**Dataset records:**
BEGIN
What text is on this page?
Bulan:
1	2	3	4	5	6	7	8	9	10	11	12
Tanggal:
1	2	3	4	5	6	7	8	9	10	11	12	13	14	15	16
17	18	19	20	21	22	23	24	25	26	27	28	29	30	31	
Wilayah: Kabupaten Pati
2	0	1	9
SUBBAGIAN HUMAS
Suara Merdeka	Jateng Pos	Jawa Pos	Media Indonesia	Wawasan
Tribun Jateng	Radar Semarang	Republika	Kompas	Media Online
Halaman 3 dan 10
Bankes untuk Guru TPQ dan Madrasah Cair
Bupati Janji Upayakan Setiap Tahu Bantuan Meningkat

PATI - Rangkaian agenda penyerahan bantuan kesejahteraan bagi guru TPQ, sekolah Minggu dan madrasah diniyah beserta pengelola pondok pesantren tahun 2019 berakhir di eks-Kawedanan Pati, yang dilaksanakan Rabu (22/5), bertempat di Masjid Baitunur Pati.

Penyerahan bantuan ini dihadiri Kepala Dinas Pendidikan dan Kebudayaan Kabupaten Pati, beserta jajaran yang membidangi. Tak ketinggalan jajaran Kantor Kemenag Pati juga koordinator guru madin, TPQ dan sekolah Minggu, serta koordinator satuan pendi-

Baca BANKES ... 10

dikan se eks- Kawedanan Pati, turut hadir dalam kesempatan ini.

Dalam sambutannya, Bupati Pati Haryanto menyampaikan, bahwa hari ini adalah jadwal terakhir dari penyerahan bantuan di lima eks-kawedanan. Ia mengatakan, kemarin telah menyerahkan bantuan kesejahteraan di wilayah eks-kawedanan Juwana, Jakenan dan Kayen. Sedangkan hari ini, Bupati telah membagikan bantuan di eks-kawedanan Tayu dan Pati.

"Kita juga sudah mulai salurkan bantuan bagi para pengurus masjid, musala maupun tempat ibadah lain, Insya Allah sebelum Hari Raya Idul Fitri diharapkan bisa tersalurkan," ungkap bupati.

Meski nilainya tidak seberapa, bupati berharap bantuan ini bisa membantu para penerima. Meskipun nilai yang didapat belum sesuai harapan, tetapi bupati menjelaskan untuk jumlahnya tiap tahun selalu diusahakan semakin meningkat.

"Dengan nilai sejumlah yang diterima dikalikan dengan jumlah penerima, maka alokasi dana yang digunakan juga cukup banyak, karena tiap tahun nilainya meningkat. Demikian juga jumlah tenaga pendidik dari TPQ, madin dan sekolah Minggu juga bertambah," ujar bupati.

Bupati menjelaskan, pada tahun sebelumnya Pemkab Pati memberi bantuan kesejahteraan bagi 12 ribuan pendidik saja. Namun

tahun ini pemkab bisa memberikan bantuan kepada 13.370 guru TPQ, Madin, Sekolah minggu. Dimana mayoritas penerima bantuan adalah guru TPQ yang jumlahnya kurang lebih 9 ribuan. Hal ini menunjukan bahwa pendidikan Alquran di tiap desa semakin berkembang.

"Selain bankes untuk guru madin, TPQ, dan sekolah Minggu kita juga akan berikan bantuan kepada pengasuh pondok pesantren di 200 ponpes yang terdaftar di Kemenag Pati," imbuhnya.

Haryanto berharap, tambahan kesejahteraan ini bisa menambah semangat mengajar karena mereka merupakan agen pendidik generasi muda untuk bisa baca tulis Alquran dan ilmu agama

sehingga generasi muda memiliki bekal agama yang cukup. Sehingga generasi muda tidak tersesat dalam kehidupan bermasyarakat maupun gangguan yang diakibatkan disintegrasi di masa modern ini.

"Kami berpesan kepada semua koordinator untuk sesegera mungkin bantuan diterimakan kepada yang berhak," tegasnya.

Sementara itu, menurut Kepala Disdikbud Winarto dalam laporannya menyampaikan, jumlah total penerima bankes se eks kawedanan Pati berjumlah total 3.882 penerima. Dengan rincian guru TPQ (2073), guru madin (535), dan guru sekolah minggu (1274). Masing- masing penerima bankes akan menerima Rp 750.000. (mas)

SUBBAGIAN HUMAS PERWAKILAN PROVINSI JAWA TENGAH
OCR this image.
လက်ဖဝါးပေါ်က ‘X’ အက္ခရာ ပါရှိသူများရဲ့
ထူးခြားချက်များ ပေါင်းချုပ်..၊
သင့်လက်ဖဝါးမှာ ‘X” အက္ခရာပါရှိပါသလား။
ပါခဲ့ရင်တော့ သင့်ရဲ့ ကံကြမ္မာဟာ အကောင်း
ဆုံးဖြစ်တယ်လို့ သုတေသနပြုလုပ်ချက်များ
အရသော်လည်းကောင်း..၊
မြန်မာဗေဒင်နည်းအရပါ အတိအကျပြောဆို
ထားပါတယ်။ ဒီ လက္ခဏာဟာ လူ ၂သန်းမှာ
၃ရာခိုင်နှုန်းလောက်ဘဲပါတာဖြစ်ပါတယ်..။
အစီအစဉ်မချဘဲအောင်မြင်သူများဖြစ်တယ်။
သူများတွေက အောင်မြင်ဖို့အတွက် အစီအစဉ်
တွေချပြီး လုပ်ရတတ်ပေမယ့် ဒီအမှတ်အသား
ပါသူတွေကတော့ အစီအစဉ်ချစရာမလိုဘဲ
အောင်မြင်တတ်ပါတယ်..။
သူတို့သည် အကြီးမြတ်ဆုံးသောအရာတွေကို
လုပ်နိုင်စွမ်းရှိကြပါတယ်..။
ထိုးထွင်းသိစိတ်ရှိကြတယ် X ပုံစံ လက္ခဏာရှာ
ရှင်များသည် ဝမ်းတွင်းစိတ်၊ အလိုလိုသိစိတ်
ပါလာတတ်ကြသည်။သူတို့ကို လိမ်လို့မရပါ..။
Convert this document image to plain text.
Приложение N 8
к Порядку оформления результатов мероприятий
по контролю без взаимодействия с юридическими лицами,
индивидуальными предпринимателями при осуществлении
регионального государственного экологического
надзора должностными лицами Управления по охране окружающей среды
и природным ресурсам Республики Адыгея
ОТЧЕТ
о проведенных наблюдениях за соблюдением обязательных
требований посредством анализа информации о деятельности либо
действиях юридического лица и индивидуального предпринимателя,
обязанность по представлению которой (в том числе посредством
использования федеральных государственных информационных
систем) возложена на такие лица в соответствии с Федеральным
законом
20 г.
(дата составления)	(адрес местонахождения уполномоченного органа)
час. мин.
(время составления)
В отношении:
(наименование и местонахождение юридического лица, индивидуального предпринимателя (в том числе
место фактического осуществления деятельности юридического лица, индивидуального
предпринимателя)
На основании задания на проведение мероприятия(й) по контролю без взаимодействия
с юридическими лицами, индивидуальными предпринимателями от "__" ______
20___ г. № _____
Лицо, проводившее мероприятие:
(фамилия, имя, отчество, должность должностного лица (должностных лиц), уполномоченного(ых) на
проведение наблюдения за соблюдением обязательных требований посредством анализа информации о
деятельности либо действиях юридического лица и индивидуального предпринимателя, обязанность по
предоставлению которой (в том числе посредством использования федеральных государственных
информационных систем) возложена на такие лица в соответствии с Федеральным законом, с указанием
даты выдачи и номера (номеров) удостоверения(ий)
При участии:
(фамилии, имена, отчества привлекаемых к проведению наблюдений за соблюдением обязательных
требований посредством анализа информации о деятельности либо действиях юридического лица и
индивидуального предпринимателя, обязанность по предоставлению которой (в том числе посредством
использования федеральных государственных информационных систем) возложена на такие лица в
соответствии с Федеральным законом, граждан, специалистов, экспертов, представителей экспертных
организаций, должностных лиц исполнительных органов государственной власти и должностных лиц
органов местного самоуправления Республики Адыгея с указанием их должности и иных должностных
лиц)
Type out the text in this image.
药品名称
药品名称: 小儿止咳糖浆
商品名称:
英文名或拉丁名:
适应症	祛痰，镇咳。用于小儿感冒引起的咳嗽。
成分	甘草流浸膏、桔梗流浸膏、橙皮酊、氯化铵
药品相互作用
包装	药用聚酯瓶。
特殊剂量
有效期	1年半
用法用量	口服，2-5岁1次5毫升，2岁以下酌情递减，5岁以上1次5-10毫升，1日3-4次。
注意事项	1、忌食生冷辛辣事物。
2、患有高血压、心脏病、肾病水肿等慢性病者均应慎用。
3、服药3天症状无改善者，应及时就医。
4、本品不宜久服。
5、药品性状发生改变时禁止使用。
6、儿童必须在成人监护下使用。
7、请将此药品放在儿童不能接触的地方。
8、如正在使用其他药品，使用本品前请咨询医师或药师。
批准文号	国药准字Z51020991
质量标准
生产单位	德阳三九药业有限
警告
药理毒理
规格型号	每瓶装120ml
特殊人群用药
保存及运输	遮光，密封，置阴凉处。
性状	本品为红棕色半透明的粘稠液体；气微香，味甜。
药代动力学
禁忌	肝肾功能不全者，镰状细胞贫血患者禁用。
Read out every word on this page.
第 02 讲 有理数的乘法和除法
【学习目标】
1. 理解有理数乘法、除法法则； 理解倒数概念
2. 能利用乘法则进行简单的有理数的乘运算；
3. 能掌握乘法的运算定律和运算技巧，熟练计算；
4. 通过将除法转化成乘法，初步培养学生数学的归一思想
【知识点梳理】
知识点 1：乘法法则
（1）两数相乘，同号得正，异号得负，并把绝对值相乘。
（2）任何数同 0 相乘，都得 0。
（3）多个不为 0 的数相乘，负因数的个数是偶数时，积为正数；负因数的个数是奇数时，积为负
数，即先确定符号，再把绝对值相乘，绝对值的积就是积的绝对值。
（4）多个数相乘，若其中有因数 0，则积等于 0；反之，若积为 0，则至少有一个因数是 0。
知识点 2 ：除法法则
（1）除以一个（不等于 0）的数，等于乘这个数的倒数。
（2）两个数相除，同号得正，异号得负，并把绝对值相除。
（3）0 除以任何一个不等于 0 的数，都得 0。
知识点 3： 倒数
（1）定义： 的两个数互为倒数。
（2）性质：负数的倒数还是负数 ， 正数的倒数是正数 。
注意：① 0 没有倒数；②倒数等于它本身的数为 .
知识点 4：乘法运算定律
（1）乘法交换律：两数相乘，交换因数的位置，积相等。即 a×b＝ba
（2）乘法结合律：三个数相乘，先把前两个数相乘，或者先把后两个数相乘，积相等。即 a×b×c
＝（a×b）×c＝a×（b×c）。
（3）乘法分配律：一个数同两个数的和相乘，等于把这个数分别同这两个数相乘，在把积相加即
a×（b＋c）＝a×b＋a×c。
END
Read the entries and select each line where the word "juga" is found.

**FULL ANSWER:**
Penyerahan bantuan ini dihadiri Kepala Dinas Pendidikan dan Kebudayaan Kabupaten Pati, beserta jajaran yang membidangi. Tak ketinggalan jajaran Kantor Kemenag Pati juga koordinator guru madin, TPQ dan sekolah Minggu, serta koordinator satuan pendi-
"Kita juga sudah mulai salurkan bantuan bagi para pengurus masjid, musala maupun tempat ibadah lain, Insya Allah sebelum Hari Raya Idul Fitri diharapkan bisa tersalurkan," ungkap bupati.
"Dengan nilai sejumlah yang diterima dikalikan dengan jumlah penerima, maka alokasi dana yang digunakan juga cukup banyak, karena tiap tahun nilainya meningkat. Demikian juga jumlah tenaga pendidik dari TPQ, madin dan sekolah Minggu juga bertambah," ujar bupati.
"Selain bankes untuk guru madin, TPQ, dan sekolah Minggu kita juga akan berikan bantuan kepada pengasuh pondok pesantren di 200 ponpes yang terdaftar di Kemenag Pati," imbuhnya.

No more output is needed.